# Task brief
Pull each line holding "about" out of the entries below.

# Records supplied
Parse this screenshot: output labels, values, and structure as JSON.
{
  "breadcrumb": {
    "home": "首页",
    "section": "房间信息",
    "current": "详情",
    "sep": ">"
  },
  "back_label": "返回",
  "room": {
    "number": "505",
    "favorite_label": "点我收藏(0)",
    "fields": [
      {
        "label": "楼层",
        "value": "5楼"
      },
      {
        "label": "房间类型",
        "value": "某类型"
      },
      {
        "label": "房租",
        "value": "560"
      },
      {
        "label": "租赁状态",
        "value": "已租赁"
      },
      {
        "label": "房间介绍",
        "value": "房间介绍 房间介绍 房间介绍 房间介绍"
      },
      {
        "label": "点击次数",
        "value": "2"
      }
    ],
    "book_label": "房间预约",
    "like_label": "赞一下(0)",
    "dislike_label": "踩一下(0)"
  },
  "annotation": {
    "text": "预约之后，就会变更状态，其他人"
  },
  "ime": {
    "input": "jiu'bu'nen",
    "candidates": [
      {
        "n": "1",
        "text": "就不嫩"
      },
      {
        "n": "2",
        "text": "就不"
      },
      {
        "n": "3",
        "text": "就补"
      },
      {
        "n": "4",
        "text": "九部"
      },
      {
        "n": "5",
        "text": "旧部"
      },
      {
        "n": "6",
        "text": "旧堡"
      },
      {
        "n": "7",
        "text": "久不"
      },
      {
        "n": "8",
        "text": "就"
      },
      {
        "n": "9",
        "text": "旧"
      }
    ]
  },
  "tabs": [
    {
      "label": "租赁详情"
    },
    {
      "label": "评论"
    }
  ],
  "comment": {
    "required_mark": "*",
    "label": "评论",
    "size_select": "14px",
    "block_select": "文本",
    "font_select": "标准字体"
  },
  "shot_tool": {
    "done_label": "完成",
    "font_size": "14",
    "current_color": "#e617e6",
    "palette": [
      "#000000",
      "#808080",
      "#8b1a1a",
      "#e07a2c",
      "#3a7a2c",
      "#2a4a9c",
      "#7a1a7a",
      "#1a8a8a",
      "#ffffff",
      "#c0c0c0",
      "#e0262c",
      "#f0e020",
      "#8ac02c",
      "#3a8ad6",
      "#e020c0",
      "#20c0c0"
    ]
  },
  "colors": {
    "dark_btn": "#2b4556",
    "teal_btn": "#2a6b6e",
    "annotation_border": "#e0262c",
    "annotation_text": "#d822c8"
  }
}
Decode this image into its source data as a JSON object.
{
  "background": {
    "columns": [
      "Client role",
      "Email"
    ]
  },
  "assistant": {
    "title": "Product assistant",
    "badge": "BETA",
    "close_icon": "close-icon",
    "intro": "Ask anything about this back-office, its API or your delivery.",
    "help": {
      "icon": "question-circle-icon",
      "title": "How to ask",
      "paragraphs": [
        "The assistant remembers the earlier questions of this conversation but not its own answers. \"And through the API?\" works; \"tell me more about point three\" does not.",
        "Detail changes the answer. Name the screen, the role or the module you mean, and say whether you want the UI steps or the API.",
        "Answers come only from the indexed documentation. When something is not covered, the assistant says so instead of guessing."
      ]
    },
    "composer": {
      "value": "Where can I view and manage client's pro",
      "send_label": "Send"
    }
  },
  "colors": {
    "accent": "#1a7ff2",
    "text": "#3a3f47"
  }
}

# Response to the task
    "intro": "Ask anything about this back-office, its API or your delivery.",
        "The assistant remembers the earlier questions of this conversation but not its own answers. \"And through the API?\" works; \"tell me more about point three\" does not.",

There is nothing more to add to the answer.